# START OF MATERIALS PROVIDED

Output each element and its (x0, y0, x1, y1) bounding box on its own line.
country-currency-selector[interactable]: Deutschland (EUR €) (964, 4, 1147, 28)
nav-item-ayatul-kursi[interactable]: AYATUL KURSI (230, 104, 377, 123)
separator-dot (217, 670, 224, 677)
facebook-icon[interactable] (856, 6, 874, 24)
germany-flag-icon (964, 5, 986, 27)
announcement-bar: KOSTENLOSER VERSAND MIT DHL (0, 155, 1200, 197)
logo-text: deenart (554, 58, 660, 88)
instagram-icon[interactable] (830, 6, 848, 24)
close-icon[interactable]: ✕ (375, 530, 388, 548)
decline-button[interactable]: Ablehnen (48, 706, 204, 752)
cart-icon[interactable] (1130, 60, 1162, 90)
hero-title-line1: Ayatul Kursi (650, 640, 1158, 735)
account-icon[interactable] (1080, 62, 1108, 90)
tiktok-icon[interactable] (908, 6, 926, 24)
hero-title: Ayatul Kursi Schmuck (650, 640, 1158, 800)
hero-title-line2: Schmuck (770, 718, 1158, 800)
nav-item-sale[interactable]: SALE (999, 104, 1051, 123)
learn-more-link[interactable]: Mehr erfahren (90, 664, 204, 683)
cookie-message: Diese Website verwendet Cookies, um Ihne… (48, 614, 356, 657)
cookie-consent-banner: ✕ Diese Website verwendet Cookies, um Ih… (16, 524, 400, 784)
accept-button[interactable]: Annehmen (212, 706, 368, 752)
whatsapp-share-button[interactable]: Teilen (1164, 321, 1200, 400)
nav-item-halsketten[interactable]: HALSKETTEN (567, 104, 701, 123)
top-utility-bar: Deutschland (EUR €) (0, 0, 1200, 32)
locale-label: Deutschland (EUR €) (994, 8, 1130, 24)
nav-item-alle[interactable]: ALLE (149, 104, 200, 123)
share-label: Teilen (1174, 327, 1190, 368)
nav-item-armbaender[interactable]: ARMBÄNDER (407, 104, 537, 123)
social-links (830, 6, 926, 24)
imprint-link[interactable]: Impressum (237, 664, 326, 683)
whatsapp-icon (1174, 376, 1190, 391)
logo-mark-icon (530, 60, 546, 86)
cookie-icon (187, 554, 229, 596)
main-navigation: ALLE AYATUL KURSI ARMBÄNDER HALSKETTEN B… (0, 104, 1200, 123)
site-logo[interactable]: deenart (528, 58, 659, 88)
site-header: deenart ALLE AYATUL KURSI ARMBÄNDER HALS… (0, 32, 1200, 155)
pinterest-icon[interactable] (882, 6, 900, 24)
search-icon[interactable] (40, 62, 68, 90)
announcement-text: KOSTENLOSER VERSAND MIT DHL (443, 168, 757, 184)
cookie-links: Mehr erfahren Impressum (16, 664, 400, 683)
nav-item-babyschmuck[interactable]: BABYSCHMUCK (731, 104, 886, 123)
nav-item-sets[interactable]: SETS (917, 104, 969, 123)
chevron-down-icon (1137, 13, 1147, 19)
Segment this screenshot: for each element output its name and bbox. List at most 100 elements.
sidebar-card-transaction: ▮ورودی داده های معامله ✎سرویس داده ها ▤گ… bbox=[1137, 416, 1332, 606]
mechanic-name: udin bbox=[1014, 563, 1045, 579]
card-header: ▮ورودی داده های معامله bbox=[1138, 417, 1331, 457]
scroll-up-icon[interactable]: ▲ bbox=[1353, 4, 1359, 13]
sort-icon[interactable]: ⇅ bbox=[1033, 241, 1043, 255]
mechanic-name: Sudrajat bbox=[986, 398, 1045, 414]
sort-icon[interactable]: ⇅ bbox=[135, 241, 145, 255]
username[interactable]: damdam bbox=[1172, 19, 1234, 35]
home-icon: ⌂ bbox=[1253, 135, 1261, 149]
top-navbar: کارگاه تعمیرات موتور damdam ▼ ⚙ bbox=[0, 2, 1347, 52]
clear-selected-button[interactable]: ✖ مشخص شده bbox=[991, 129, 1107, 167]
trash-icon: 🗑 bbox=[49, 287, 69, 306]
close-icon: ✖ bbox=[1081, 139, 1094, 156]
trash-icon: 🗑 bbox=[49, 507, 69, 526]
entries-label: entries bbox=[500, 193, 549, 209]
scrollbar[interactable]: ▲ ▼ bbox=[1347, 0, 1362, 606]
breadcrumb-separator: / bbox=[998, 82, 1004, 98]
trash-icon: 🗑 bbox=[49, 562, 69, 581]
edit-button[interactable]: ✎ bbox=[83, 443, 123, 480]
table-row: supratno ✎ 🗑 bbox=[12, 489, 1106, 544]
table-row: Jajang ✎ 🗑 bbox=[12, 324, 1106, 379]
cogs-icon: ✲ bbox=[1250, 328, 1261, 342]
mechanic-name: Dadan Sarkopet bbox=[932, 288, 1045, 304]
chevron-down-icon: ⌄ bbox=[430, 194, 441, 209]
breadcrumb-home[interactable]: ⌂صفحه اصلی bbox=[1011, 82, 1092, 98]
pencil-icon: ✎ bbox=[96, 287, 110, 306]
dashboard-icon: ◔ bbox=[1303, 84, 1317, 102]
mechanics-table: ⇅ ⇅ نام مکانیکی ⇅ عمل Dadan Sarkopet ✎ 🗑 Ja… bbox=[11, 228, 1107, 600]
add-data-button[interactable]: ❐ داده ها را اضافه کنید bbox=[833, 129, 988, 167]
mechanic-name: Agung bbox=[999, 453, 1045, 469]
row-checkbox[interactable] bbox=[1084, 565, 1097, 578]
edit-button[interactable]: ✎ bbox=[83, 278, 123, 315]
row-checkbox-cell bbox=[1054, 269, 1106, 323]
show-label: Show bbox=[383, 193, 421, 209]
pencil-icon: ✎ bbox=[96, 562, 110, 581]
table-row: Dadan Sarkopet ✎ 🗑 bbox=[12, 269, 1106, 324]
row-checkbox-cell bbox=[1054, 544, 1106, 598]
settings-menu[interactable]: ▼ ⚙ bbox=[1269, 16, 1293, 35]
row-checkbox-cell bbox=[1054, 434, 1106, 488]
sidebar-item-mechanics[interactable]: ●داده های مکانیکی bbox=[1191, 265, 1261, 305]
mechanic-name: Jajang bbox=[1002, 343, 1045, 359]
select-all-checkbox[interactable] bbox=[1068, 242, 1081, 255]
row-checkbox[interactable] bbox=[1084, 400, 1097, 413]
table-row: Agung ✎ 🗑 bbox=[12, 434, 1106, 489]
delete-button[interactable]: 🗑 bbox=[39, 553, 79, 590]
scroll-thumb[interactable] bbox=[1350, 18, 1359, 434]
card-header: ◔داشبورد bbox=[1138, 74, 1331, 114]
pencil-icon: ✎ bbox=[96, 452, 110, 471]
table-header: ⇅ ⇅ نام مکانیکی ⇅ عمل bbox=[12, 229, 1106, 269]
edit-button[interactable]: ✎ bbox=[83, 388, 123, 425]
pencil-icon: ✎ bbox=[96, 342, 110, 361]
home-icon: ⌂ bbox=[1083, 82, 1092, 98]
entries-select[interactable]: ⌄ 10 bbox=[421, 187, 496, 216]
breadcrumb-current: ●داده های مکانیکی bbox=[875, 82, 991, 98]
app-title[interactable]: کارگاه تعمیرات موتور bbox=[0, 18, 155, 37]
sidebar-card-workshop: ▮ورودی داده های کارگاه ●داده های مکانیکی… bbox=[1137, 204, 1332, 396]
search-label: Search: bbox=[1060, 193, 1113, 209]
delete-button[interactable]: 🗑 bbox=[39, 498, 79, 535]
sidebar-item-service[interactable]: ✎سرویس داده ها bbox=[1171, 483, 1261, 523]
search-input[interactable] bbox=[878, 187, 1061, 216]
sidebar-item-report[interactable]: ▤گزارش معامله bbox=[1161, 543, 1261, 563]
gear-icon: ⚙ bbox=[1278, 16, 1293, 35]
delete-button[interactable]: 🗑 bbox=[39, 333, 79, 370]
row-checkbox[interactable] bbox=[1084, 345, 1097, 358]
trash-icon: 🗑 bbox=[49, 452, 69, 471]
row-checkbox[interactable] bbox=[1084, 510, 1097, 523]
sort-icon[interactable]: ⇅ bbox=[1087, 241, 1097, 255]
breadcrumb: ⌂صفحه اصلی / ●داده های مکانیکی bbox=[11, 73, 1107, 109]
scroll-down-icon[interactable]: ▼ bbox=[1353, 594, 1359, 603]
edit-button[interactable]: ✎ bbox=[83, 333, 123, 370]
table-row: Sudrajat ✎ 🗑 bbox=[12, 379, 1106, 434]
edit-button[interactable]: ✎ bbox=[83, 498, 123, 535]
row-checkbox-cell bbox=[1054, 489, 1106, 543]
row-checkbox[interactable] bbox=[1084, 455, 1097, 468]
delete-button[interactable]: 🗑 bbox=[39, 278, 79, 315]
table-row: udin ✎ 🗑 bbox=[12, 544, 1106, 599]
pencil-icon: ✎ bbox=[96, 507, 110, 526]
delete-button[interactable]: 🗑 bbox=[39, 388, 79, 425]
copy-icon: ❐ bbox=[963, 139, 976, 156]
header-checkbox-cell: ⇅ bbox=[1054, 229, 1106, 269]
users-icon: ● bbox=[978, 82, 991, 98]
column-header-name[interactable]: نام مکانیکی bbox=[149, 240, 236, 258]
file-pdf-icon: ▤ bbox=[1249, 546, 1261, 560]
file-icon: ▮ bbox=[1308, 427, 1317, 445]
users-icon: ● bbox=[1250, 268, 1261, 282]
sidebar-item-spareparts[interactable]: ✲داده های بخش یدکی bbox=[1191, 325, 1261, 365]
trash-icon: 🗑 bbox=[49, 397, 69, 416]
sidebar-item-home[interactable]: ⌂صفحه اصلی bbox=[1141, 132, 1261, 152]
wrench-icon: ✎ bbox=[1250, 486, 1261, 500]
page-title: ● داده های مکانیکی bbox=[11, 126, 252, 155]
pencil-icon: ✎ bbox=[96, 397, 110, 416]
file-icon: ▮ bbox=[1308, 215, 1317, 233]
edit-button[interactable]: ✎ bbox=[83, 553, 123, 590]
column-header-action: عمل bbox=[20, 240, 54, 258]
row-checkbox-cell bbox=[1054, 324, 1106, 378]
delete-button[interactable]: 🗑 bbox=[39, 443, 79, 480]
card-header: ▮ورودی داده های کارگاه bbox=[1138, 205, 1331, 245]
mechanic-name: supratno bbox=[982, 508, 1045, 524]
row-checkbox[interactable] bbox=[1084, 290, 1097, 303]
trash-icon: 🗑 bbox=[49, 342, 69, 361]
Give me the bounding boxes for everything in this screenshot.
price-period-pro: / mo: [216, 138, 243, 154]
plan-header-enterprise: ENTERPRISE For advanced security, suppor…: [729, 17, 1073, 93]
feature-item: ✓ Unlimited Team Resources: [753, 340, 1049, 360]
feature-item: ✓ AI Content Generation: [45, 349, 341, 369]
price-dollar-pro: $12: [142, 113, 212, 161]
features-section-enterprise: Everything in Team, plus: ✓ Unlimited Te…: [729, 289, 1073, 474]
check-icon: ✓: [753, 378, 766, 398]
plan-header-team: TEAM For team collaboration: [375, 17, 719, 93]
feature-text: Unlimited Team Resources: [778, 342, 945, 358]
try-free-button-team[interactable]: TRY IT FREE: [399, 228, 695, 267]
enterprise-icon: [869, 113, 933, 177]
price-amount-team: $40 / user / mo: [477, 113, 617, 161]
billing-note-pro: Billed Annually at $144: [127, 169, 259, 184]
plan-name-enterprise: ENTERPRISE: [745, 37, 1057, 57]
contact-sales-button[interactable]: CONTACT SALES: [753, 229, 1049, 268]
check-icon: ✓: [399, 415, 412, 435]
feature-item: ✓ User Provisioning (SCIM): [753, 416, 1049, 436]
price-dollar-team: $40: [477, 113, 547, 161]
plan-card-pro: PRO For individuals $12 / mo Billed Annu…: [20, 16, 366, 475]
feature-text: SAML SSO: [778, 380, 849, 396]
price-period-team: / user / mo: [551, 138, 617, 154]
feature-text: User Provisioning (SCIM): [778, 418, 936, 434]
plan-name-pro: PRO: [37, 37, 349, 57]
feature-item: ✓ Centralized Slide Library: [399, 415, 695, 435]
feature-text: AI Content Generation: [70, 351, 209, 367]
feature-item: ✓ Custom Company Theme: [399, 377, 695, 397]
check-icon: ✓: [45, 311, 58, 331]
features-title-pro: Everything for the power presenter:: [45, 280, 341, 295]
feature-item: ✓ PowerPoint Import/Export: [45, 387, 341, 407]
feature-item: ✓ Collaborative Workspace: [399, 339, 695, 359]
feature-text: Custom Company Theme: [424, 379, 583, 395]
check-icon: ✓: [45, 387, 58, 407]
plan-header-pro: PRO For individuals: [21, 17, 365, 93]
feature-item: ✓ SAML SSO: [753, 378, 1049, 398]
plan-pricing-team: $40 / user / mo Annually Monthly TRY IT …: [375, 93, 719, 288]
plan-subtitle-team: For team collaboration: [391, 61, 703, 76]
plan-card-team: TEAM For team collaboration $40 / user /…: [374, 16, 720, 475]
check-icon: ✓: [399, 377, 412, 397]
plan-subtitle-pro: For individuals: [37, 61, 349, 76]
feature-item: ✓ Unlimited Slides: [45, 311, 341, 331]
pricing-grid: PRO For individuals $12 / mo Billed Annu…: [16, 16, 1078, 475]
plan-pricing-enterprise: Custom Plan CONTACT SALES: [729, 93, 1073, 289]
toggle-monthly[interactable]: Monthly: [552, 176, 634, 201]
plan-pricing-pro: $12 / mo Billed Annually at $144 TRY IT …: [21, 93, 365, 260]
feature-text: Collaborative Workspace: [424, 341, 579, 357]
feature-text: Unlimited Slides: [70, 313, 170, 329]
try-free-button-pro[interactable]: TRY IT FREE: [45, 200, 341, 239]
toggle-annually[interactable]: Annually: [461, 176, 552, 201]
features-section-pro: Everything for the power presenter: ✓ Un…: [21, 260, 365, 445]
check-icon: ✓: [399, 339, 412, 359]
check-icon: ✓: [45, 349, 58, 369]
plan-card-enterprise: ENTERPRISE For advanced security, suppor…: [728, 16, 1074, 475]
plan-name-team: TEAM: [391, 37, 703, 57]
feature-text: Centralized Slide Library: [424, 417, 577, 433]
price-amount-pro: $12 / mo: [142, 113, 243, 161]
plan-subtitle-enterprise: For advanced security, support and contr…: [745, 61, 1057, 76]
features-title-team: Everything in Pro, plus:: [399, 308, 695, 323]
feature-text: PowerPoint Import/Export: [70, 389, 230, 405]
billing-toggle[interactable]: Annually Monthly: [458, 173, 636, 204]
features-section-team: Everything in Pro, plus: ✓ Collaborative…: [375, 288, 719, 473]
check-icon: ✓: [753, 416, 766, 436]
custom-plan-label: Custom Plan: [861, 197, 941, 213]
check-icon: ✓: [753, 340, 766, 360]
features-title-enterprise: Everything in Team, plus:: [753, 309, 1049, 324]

# END OF MATERIALS PROVIDED

TASK TO COMPLETE: In the part of the material that opens with its first line and closes with the line containing "separator-dot (217, 670, 224, 677)", both included, rename "Deutschland" to "Germany". Give only those lines, with everything else unchanged.

RESULT FOR THIS TASK:
Output each element and its (x0, y0, x1, y1) bounding box on its own line.
country-currency-selector[interactable]: Germany (EUR €) (964, 4, 1147, 28)
nav-item-ayatul-kursi[interactable]: AYATUL KURSI (230, 104, 377, 123)
separator-dot (217, 670, 224, 677)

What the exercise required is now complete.